[Stored data entries]
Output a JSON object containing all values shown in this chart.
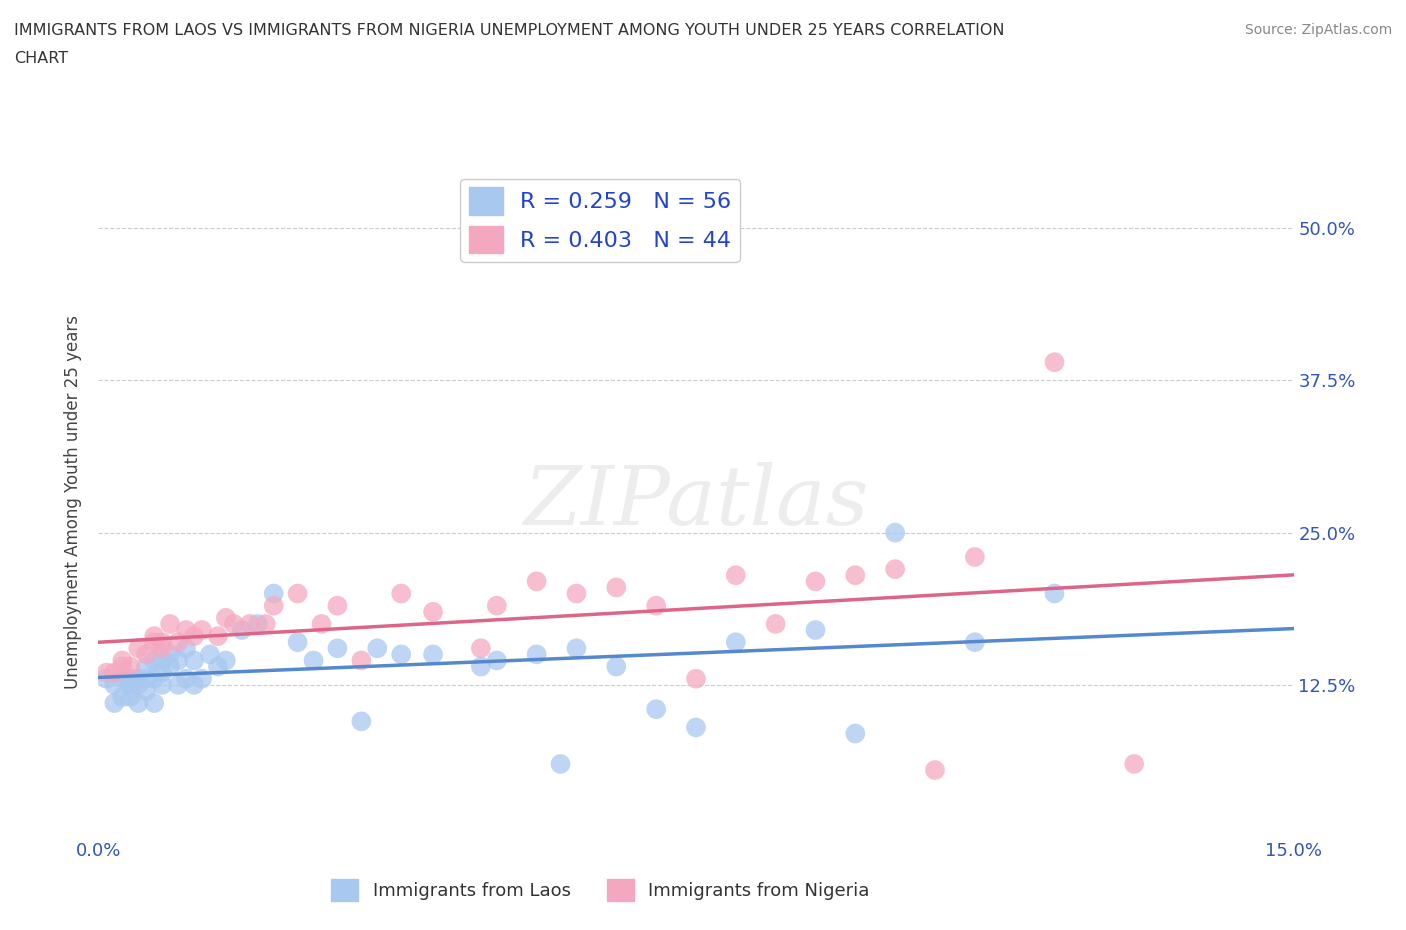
{
  "title_line1": "IMMIGRANTS FROM LAOS VS IMMIGRANTS FROM NIGERIA UNEMPLOYMENT AMONG YOUTH UNDER 25 YEARS CORRELATION",
  "title_line2": "CHART",
  "source": "Source: ZipAtlas.com",
  "ylabel": "Unemployment Among Youth under 25 years",
  "xlim": [
    0.0,
    0.15
  ],
  "ylim": [
    0.0,
    0.55
  ],
  "xticks": [
    0.0,
    0.05,
    0.1,
    0.15
  ],
  "xticklabels": [
    "0.0%",
    "",
    "",
    "15.0%"
  ],
  "yticks": [
    0.0,
    0.125,
    0.25,
    0.375,
    0.5
  ],
  "yticklabels": [
    "",
    "12.5%",
    "25.0%",
    "37.5%",
    "50.0%"
  ],
  "laos_R": 0.259,
  "laos_N": 56,
  "nigeria_R": 0.403,
  "nigeria_N": 44,
  "laos_color": "#a8c8f0",
  "nigeria_color": "#f4a8c0",
  "laos_line_color": "#5588cc",
  "nigeria_line_color": "#dd6688",
  "watermark_text": "ZIPatlas",
  "legend_label_color": "#2244cc",
  "laos_x": [
    0.001,
    0.002,
    0.002,
    0.003,
    0.003,
    0.004,
    0.004,
    0.004,
    0.005,
    0.005,
    0.005,
    0.006,
    0.006,
    0.006,
    0.007,
    0.007,
    0.007,
    0.008,
    0.008,
    0.008,
    0.009,
    0.009,
    0.01,
    0.01,
    0.011,
    0.011,
    0.012,
    0.012,
    0.013,
    0.014,
    0.015,
    0.016,
    0.018,
    0.02,
    0.022,
    0.025,
    0.027,
    0.03,
    0.033,
    0.035,
    0.038,
    0.042,
    0.048,
    0.05,
    0.055,
    0.058,
    0.06,
    0.065,
    0.07,
    0.075,
    0.08,
    0.09,
    0.095,
    0.1,
    0.11,
    0.12
  ],
  "laos_y": [
    0.13,
    0.125,
    0.11,
    0.13,
    0.115,
    0.125,
    0.13,
    0.115,
    0.13,
    0.125,
    0.11,
    0.13,
    0.14,
    0.12,
    0.145,
    0.13,
    0.11,
    0.145,
    0.135,
    0.125,
    0.15,
    0.14,
    0.145,
    0.125,
    0.155,
    0.13,
    0.125,
    0.145,
    0.13,
    0.15,
    0.14,
    0.145,
    0.17,
    0.175,
    0.2,
    0.16,
    0.145,
    0.155,
    0.095,
    0.155,
    0.15,
    0.15,
    0.14,
    0.145,
    0.15,
    0.06,
    0.155,
    0.14,
    0.105,
    0.09,
    0.16,
    0.17,
    0.085,
    0.25,
    0.16,
    0.2
  ],
  "nigeria_x": [
    0.001,
    0.002,
    0.003,
    0.003,
    0.004,
    0.005,
    0.006,
    0.007,
    0.007,
    0.008,
    0.008,
    0.009,
    0.01,
    0.011,
    0.012,
    0.013,
    0.015,
    0.016,
    0.017,
    0.019,
    0.021,
    0.022,
    0.025,
    0.028,
    0.03,
    0.033,
    0.038,
    0.042,
    0.048,
    0.05,
    0.055,
    0.06,
    0.065,
    0.07,
    0.075,
    0.08,
    0.085,
    0.09,
    0.095,
    0.1,
    0.105,
    0.11,
    0.12,
    0.13
  ],
  "nigeria_y": [
    0.135,
    0.135,
    0.14,
    0.145,
    0.14,
    0.155,
    0.15,
    0.16,
    0.165,
    0.155,
    0.16,
    0.175,
    0.16,
    0.17,
    0.165,
    0.17,
    0.165,
    0.18,
    0.175,
    0.175,
    0.175,
    0.19,
    0.2,
    0.175,
    0.19,
    0.145,
    0.2,
    0.185,
    0.155,
    0.19,
    0.21,
    0.2,
    0.205,
    0.19,
    0.13,
    0.215,
    0.175,
    0.21,
    0.215,
    0.22,
    0.055,
    0.23,
    0.39,
    0.06
  ]
}
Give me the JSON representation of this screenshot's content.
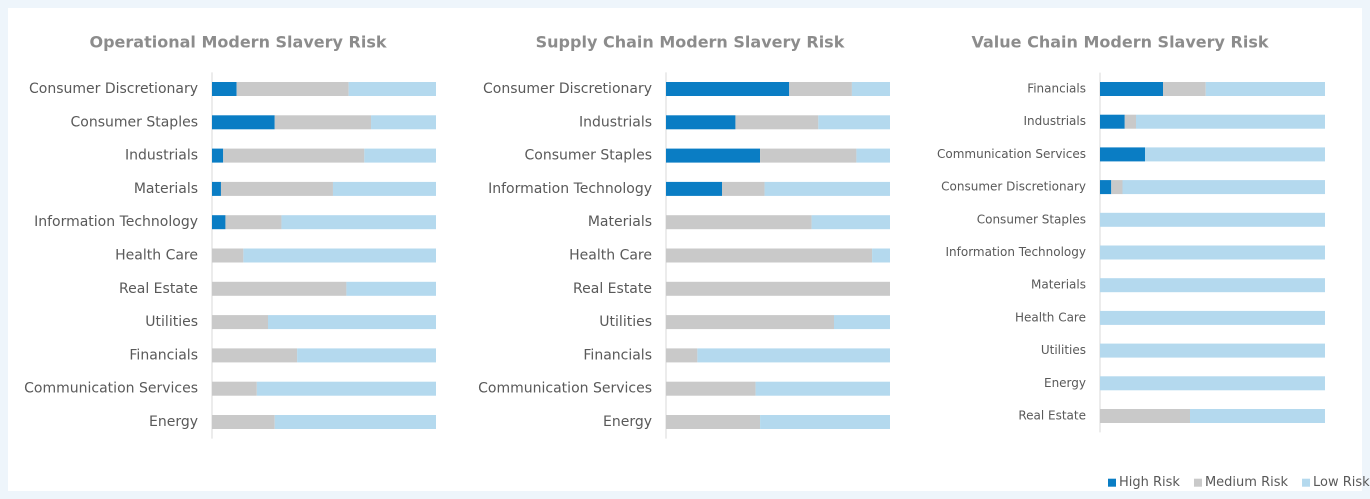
{
  "chart_data": [
    {
      "type": "stacked-bar",
      "title": "Operational Modern Slavery Risk",
      "categories": [
        "Consumer Discretionary",
        "Consumer Staples",
        "Industrials",
        "Materials",
        "Information Technology",
        "Health Care",
        "Real Estate",
        "Utilities",
        "Financials",
        "Communication Services",
        "Energy"
      ],
      "xlim": [
        0,
        100
      ],
      "series": [
        {
          "name": "High Risk",
          "color": "#0a7dc4",
          "values": [
            11,
            28,
            5,
            4,
            6,
            0,
            0,
            0,
            0,
            0,
            0
          ]
        },
        {
          "name": "Medium Risk",
          "color": "#c9c9c9",
          "values": [
            50,
            43,
            63,
            50,
            25,
            14,
            60,
            25,
            38,
            20,
            28
          ]
        },
        {
          "name": "Low Risk",
          "color": "#b4d9ee",
          "values": [
            39,
            29,
            32,
            46,
            69,
            86,
            40,
            75,
            62,
            80,
            72
          ]
        }
      ]
    },
    {
      "type": "stacked-bar",
      "title": "Supply Chain Modern Slavery Risk",
      "categories": [
        "Consumer Discretionary",
        "Industrials",
        "Consumer Staples",
        "Information Technology",
        "Materials",
        "Health Care",
        "Real Estate",
        "Utilities",
        "Financials",
        "Communication Services",
        "Energy"
      ],
      "xlim": [
        0,
        100
      ],
      "series": [
        {
          "name": "High Risk",
          "color": "#0a7dc4",
          "values": [
            55,
            31,
            42,
            25,
            0,
            0,
            0,
            0,
            0,
            0,
            0
          ]
        },
        {
          "name": "Medium Risk",
          "color": "#c9c9c9",
          "values": [
            28,
            37,
            43,
            19,
            65,
            92,
            100,
            75,
            14,
            40,
            42
          ]
        },
        {
          "name": "Low Risk",
          "color": "#b4d9ee",
          "values": [
            17,
            32,
            15,
            56,
            35,
            8,
            0,
            25,
            86,
            60,
            58
          ]
        }
      ]
    },
    {
      "type": "stacked-bar",
      "title": "Value Chain Modern Slavery Risk",
      "categories": [
        "Financials",
        "Industrials",
        "Communication Services",
        "Consumer Discretionary",
        "Consumer Staples",
        "Information Technology",
        "Materials",
        "Health Care",
        "Utilities",
        "Energy",
        "Real Estate"
      ],
      "xlim": [
        0,
        100
      ],
      "legend": "bottom",
      "series": [
        {
          "name": "High Risk",
          "color": "#0a7dc4",
          "values": [
            28,
            11,
            20,
            5,
            0,
            0,
            0,
            0,
            0,
            0,
            0
          ]
        },
        {
          "name": "Medium Risk",
          "color": "#c9c9c9",
          "values": [
            19,
            5,
            0,
            5,
            0,
            0,
            0,
            0,
            0,
            0,
            40
          ]
        },
        {
          "name": "Low Risk",
          "color": "#b4d9ee",
          "values": [
            53,
            84,
            80,
            90,
            100,
            100,
            100,
            100,
            100,
            100,
            60
          ]
        }
      ]
    }
  ]
}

» **What is being asked**
Print every entry exactly as written, without the pictures.

» **Solution to this exercise**
Output a JSON object containing all values shown in this chart.
{
  "title_line1": "IMMIGRANTS FROM LAOS VS IMMIGRANTS FROM NIGERIA UNEMPLOYMENT AMONG YOUTH UNDER 25 YEARS CORRELATION",
  "title_line2": "CHART",
  "source": "Source: ZipAtlas.com",
  "ylabel": "Unemployment Among Youth under 25 years",
  "xlim": [
    0.0,
    0.15
  ],
  "ylim": [
    0.0,
    0.55
  ],
  "xticks": [
    0.0,
    0.05,
    0.1,
    0.15
  ],
  "xticklabels": [
    "0.0%",
    "",
    "",
    "15.0%"
  ],
  "yticks": [
    0.0,
    0.125,
    0.25,
    0.375,
    0.5
  ],
  "yticklabels": [
    "",
    "12.5%",
    "25.0%",
    "37.5%",
    "50.0%"
  ],
  "laos_R": 0.259,
  "laos_N": 56,
  "nigeria_R": 0.403,
  "nigeria_N": 44,
  "laos_color": "#a8c8f0",
  "nigeria_color": "#f4a8c0",
  "laos_line_color": "#5588cc",
  "nigeria_line_color": "#dd6688",
  "watermark_text": "ZIPatlas",
  "legend_label_color": "#2244cc",
  "laos_x": [
    0.001,
    0.002,
    0.002,
    0.003,
    0.003,
    0.004,
    0.004,
    0.004,
    0.005,
    0.005,
    0.005,
    0.006,
    0.006,
    0.006,
    0.007,
    0.007,
    0.007,
    0.008,
    0.008,
    0.008,
    0.009,
    0.009,
    0.01,
    0.01,
    0.011,
    0.011,
    0.012,
    0.012,
    0.013,
    0.014,
    0.015,
    0.016,
    0.018,
    0.02,
    0.022,
    0.025,
    0.027,
    0.03,
    0.033,
    0.035,
    0.038,
    0.042,
    0.048,
    0.05,
    0.055,
    0.058,
    0.06,
    0.065,
    0.07,
    0.075,
    0.08,
    0.09,
    0.095,
    0.1,
    0.11,
    0.12
  ],
  "laos_y": [
    0.13,
    0.125,
    0.11,
    0.13,
    0.115,
    0.125,
    0.13,
    0.115,
    0.13,
    0.125,
    0.11,
    0.13,
    0.14,
    0.12,
    0.145,
    0.13,
    0.11,
    0.145,
    0.135,
    0.125,
    0.15,
    0.14,
    0.145,
    0.125,
    0.155,
    0.13,
    0.125,
    0.145,
    0.13,
    0.15,
    0.14,
    0.145,
    0.17,
    0.175,
    0.2,
    0.16,
    0.145,
    0.155,
    0.095,
    0.155,
    0.15,
    0.15,
    0.14,
    0.145,
    0.15,
    0.06,
    0.155,
    0.14,
    0.105,
    0.09,
    0.16,
    0.17,
    0.085,
    0.25,
    0.16,
    0.2
  ],
  "nigeria_x": [
    0.001,
    0.002,
    0.003,
    0.003,
    0.004,
    0.005,
    0.006,
    0.007,
    0.007,
    0.008,
    0.008,
    0.009,
    0.01,
    0.011,
    0.012,
    0.013,
    0.015,
    0.016,
    0.017,
    0.019,
    0.021,
    0.022,
    0.025,
    0.028,
    0.03,
    0.033,
    0.038,
    0.042,
    0.048,
    0.05,
    0.055,
    0.06,
    0.065,
    0.07,
    0.075,
    0.08,
    0.085,
    0.09,
    0.095,
    0.1,
    0.105,
    0.11,
    0.12,
    0.13
  ],
  "nigeria_y": [
    0.135,
    0.135,
    0.14,
    0.145,
    0.14,
    0.155,
    0.15,
    0.16,
    0.165,
    0.155,
    0.16,
    0.175,
    0.16,
    0.17,
    0.165,
    0.17,
    0.165,
    0.18,
    0.175,
    0.175,
    0.175,
    0.19,
    0.2,
    0.175,
    0.19,
    0.145,
    0.2,
    0.185,
    0.155,
    0.19,
    0.21,
    0.2,
    0.205,
    0.19,
    0.13,
    0.215,
    0.175,
    0.21,
    0.215,
    0.22,
    0.055,
    0.23,
    0.39,
    0.06
  ]
}
Give me the JSON representation of this screenshot's content.
{
  "chart_data": [
    {
      "type": "stacked-bar",
      "title": "Operational Modern Slavery Risk",
      "categories": [
        "Consumer Discretionary",
        "Consumer Staples",
        "Industrials",
        "Materials",
        "Information Technology",
        "Health Care",
        "Real Estate",
        "Utilities",
        "Financials",
        "Communication Services",
        "Energy"
      ],
      "xlim": [
        0,
        100
      ],
      "series": [
        {
          "name": "High Risk",
          "color": "#0a7dc4",
          "values": [
            11,
            28,
            5,
            4,
            6,
            0,
            0,
            0,
            0,
            0,
            0
          ]
        },
        {
          "name": "Medium Risk",
          "color": "#c9c9c9",
          "values": [
            50,
            43,
            63,
            50,
            25,
            14,
            60,
            25,
            38,
            20,
            28
          ]
        },
        {
          "name": "Low Risk",
          "color": "#b4d9ee",
          "values": [
            39,
            29,
            32,
            46,
            69,
            86,
            40,
            75,
            62,
            80,
            72
          ]
        }
      ]
    },
    {
      "type": "stacked-bar",
      "title": "Supply Chain Modern Slavery Risk",
      "categories": [
        "Consumer Discretionary",
        "Industrials",
        "Consumer Staples",
        "Information Technology",
        "Materials",
        "Health Care",
        "Real Estate",
        "Utilities",
        "Financials",
        "Communication Services",
        "Energy"
      ],
      "xlim": [
        0,
        100
      ],
      "series": [
        {
          "name": "High Risk",
          "color": "#0a7dc4",
          "values": [
            55,
            31,
            42,
            25,
            0,
            0,
            0,
            0,
            0,
            0,
            0
          ]
        },
        {
          "name": "Medium Risk",
          "color": "#c9c9c9",
          "values": [
            28,
            37,
            43,
            19,
            65,
            92,
            100,
            75,
            14,
            40,
            42
          ]
        },
        {
          "name": "Low Risk",
          "color": "#b4d9ee",
          "values": [
            17,
            32,
            15,
            56,
            35,
            8,
            0,
            25,
            86,
            60,
            58
          ]
        }
      ]
    },
    {
      "type": "stacked-bar",
      "title": "Value Chain Modern Slavery Risk",
      "categories": [
        "Financials",
        "Industrials",
        "Communication Services",
        "Consumer Discretionary",
        "Consumer Staples",
        "Information Technology",
        "Materials",
        "Health Care",
        "Utilities",
        "Energy",
        "Real Estate"
      ],
      "xlim": [
        0,
        100
      ],
      "legend": "bottom",
      "series": [
        {
          "name": "High Risk",
          "color": "#0a7dc4",
          "values": [
            28,
            11,
            20,
            5,
            0,
            0,
            0,
            0,
            0,
            0,
            0
          ]
        },
        {
          "name": "Medium Risk",
          "color": "#c9c9c9",
          "values": [
            19,
            5,
            0,
            5,
            0,
            0,
            0,
            0,
            0,
            0,
            40
          ]
        },
        {
          "name": "Low Risk",
          "color": "#b4d9ee",
          "values": [
            53,
            84,
            80,
            90,
            100,
            100,
            100,
            100,
            100,
            100,
            60
          ]
        }
      ]
    }
  ]
}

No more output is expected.